Records excerpted from a collection:
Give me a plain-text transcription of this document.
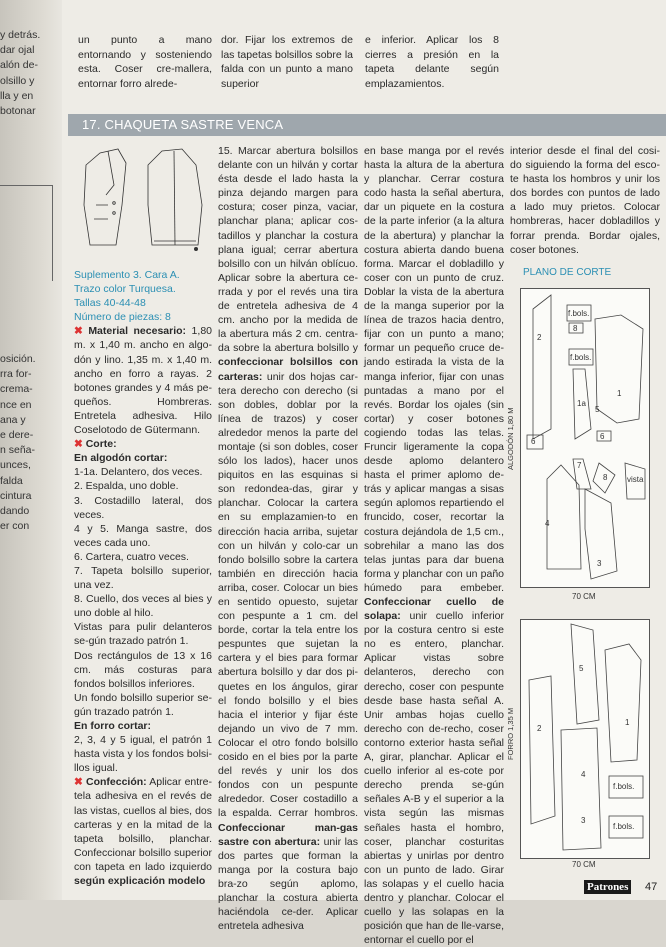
y detrás.
dar ojal
alón de-
olsillo y
lla y en
botonar
osición.
rra for-
crema-
nce en
ana y
e dere-
n seña-
unces,
falda
cintura
dando
er con

un punto a mano entornando y sosteniendo esta. Coser cre-mallera, entornar forro alrede-

dor. Fijar los extremos de las tapetas bolsillos sobre la falda con un punto a mano superior

e inferior. Aplicar los 8 cierres a presión en la tapeta delante según emplazamientos.

17. CHAQUETA SASTRE VENCA

Suplemento 3. Cara A.

Trazo color Turquesa.

Tallas 40-44-48

Número de piezas: 8

✖ Material necesario: 1,80 m. x 1,40 m. ancho en algo-dón y lino. 1,35 m. x 1,40 m. ancho en forro a rayas. 2 botones grandes y 4 más pe-queños. Hombreras. Entretela adhesiva. Hilo Coselotodo de Gütermann.

✖ Corte:

En algodón cortar:

1-1a. Delantero, dos veces.

2. Espalda, uno doble.

3. Costadillo lateral, dos veces.

4 y 5. Manga sastre, dos veces cada uno.

6. Cartera, cuatro veces.

7. Tapeta bolsillo superior, una vez.

8. Cuello, dos veces al bies y uno doble al hilo.

Vistas para pulir delanteros se-gún trazado patrón 1.

Dos rectángulos de 13 x 16 cm. más costuras para fondos bolsillos inferiores.

Un fondo bolsillo superior se-gún trazado patrón 1.

En forro cortar:

2, 3, 4 y 5 igual, el patrón 1 hasta vista y los fondos bolsi-llos igual.

✖ Confección: Aplicar entre-tela adhesiva en el revés de las vistas, cuellos al bies, dos carteras y en la mitad de la tapeta bolsillo, planchar. Confeccionar bolsillo superior con tapeta en lado izquierdo según explicación modelo

15. Marcar abertura bolsillos delante con un hilván y cortar ésta desde el lado hasta la pinza dejando margen para costura; coser pinza, vaciar, planchar plana; aplicar cos-tadillos y planchar la costura plana igual; cerrar abertura bolsillo con un hilván oblícuo. Aplicar sobre la abertura ce-rrada y por el revés una tira de entretela adhesiva de 4 cm. ancho por la medida de la abertura más 2 cm. centra-da sobre la abertura bolsillo y confeccionar bolsillos con carteras: unir dos hojas car-tera derecho con derecho (si son dobles, doblar por la línea de trazos) y coser alrededor menos la parte del montaje (si son dobles, coser sólo los lados), hacer unos piquitos en las esquinas si son redondea-das, girar y planchar. Colocar la cartera en su emplazamien-to en dirección hacia arriba, sujetar con un hilván y colo-car un fondo bolsillo sobre la cartera también en dirección hacia arriba, coser. Colocar un bies en sentido opuesto, sujetar con pespunte a 1 cm. del borde, cortar la tela entre los pespuntes que sujetan la cartera y el bies para formar abertura bolsillo y dar dos pi-quetes en los ángulos, girar el fondo bolsillo y el bies hacia el interior y fijar éste dejando un vivo de 7 mm. Colocar el otro fondo bolsillo cosido en el bies por la parte del revés y unir los dos fondos con un pespunte alrededor. Coser costadillo a la espalda. Cerrar hombros. Confeccionar man-gas sastre con abertura: unir las dos partes que forman la manga por la costura bajo bra-zo según aplomo, planchar la costura abierta haciéndola ce-der. Aplicar entretela adhesiva

en base manga por el revés hasta la altura de la abertura y planchar. Cerrar costura codo hasta la señal abertura, dar un piquete en la costura de la parte inferior (a la altura de la abertura) y planchar la costura abierta dando buena forma. Marcar el dobladillo y coser con un punto de cruz. Doblar la vista de la abertura de la manga superior por la línea de trazos hacia dentro, fijar con un punto a mano; formar un pequeño cruce de-jando estirada la vista de la manga inferior, fijar con unas puntadas a mano por el revés. Bordar los ojales (sin cortar) y coser botones cogiendo todas las telas. Fruncir ligeramente la copa desde aplomo delantero hasta el primer aplomo de-trás y aplicar mangas a sisas según aplomos repartiendo el fruncido, coser, recortar la costura dejándola de 1,5 cm., sobrehilar a mano las dos telas juntas para dar buena forma y planchar con un paño húmedo para embeber. Confeccionar cuello de solapa: unir cuello inferior por la costura centro si este no es entero, planchar. Aplicar vistas sobre delanteros, derecho con derecho, coser con pespunte desde base hasta señal A. Unir ambas hojas cuello derecho con de-recho, coser contorno exterior hasta señal A, girar, planchar. Aplicar el cuello inferior al es-cote por derecho prenda se-gún señales A-B y el superior a la vista según las mismas señales hasta el hombro, coser, planchar costuritas abiertas y unirlas por dentro con un punto de lado. Girar las solapas y el cuello hacia dentro y planchar. Colocar el cuello y las solapas en la posición que han de lle-varse, entornar el cuello por el

interior desde el final del cosi-do siguiendo la forma del esco-te hasta los hombros y unir los dos bordes con puntos de lado a lado muy prietos. Colocar hombreras, hacer dobladillos y forrar prenda. Bordar ojales, coser botones.

PLANO DE CORTE
f.bols.
8
f.bols.
7
6
8
6
vista
2
1a
1
5
4
3
ALGODÓN 1,80 M
70 CM
5
1
2
4
3
f.bols.
f.bols.
FORRO 1,35 M
70 CM
Patrones 47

▶ [WHAT IS ASKED]: Repeat the data exactly, excluding the pictures.

▶ [TASK ANSWER]:
Give me a plain-text transcription of this document.
y detrás.
dar ojal
alón de-
olsillo y
lla y en
botonar
osición.
rra for-
crema-
nce en
ana y
e dere-
n seña-
unces,
falda
cintura
dando
er con

un punto a mano entornando y sosteniendo esta. Coser cre-mallera, entornar forro alrede-

dor. Fijar los extremos de las tapetas bolsillos sobre la falda con un punto a mano superior

e inferior. Aplicar los 8 cierres a presión en la tapeta delante según emplazamientos.

17. CHAQUETA SASTRE VENCA

Suplemento 3. Cara A.

Trazo color Turquesa.

Tallas 40-44-48

Número de piezas: 8

✖ Material necesario: 1,80 m. x 1,40 m. ancho en algo-dón y lino. 1,35 m. x 1,40 m. ancho en forro a rayas. 2 botones grandes y 4 más pe-queños. Hombreras. Entretela adhesiva. Hilo Coselotodo de Gütermann.

✖ Corte:

En algodón cortar:

1-1a. Delantero, dos veces.

2. Espalda, uno doble.

3. Costadillo lateral, dos veces.

4 y 5. Manga sastre, dos veces cada uno.

6. Cartera, cuatro veces.

7. Tapeta bolsillo superior, una vez.

8. Cuello, dos veces al bies y uno doble al hilo.

Vistas para pulir delanteros se-gún trazado patrón 1.

Dos rectángulos de 13 x 16 cm. más costuras para fondos bolsillos inferiores.

Un fondo bolsillo superior se-gún trazado patrón 1.

En forro cortar:

2, 3, 4 y 5 igual, el patrón 1 hasta vista y los fondos bolsi-llos igual.

✖ Confección: Aplicar entre-tela adhesiva en el revés de las vistas, cuellos al bies, dos carteras y en la mitad de la tapeta bolsillo, planchar. Confeccionar bolsillo superior con tapeta en lado izquierdo según explicación modelo

15. Marcar abertura bolsillos delante con un hilván y cortar ésta desde el lado hasta la pinza dejando margen para costura; coser pinza, vaciar, planchar plana; aplicar cos-tadillos y planchar la costura plana igual; cerrar abertura bolsillo con un hilván oblícuo. Aplicar sobre la abertura ce-rrada y por el revés una tira de entretela adhesiva de 4 cm. ancho por la medida de la abertura más 2 cm. centra-da sobre la abertura bolsillo y confeccionar bolsillos con carteras: unir dos hojas car-tera derecho con derecho (si son dobles, doblar por la línea de trazos) y coser alrededor menos la parte del montaje (si son dobles, coser sólo los lados), hacer unos piquitos en las esquinas si son redondea-das, girar y planchar. Colocar la cartera en su emplazamien-to en dirección hacia arriba, sujetar con un hilván y colo-car un fondo bolsillo sobre la cartera también en dirección hacia arriba, coser. Colocar un bies en sentido opuesto, sujetar con pespunte a 1 cm. del borde, cortar la tela entre los pespuntes que sujetan la cartera y el bies para formar abertura bolsillo y dar dos pi-quetes en los ángulos, girar el fondo bolsillo y el bies hacia el interior y fijar éste dejando un vivo de 7 mm. Colocar el otro fondo bolsillo cosido en el bies por la parte del revés y unir los dos fondos con un pespunte alrededor. Coser costadillo a la espalda. Cerrar hombros. Confeccionar man-gas sastre con abertura: unir las dos partes que forman la manga por la costura bajo bra-zo según aplomo, planchar la costura abierta haciéndola ce-der. Aplicar entretela adhesiva

en base manga por el revés hasta la altura de la abertura y planchar. Cerrar costura codo hasta la señal abertura, dar un piquete en la costura de la parte inferior (a la altura de la abertura) y planchar la costura abierta dando buena forma. Marcar el dobladillo y coser con un punto de cruz. Doblar la vista de la abertura de la manga superior por la línea de trazos hacia dentro, fijar con un punto a mano; formar un pequeño cruce de-jando estirada la vista de la manga inferior, fijar con unas puntadas a mano por el revés. Bordar los ojales (sin cortar) y coser botones cogiendo todas las telas. Fruncir ligeramente la copa desde aplomo delantero hasta el primer aplomo de-trás y aplicar mangas a sisas según aplomos repartiendo el fruncido, coser, recortar la costura dejándola de 1,5 cm., sobrehilar a mano las dos telas juntas para dar buena forma y planchar con un paño húmedo para embeber. Confeccionar cuello de solapa: unir cuello inferior por la costura centro si este no es entero, planchar. Aplicar vistas sobre delanteros, derecho con derecho, coser con pespunte desde base hasta señal A. Unir ambas hojas cuello derecho con de-recho, coser contorno exterior hasta señal A, girar, planchar. Aplicar el cuello inferior al es-cote por derecho prenda se-gún señales A-B y el superior a la vista según las mismas señales hasta el hombro, coser, planchar costuritas abiertas y unirlas por dentro con un punto de lado. Girar las solapas y el cuello hacia dentro y planchar. Colocar el cuello y las solapas en la posición que han de lle-varse, entornar el cuello por el

interior desde el final del cosi-do siguiendo la forma del esco-te hasta los hombros y unir los dos bordes con puntos de lado a lado muy prietos. Colocar hombreras, hacer dobladillos y forrar prenda. Bordar ojales, coser botones.

PLANO DE CORTE
f.bols.
8
f.bols.
7
6
8
6
vista
2
1a
1
5
4
3
ALGODÓN 1,80 M
70 CM
5
1
2
4
3
f.bols.
f.bols.
FORRO 1,35 M
70 CM
Patrones 47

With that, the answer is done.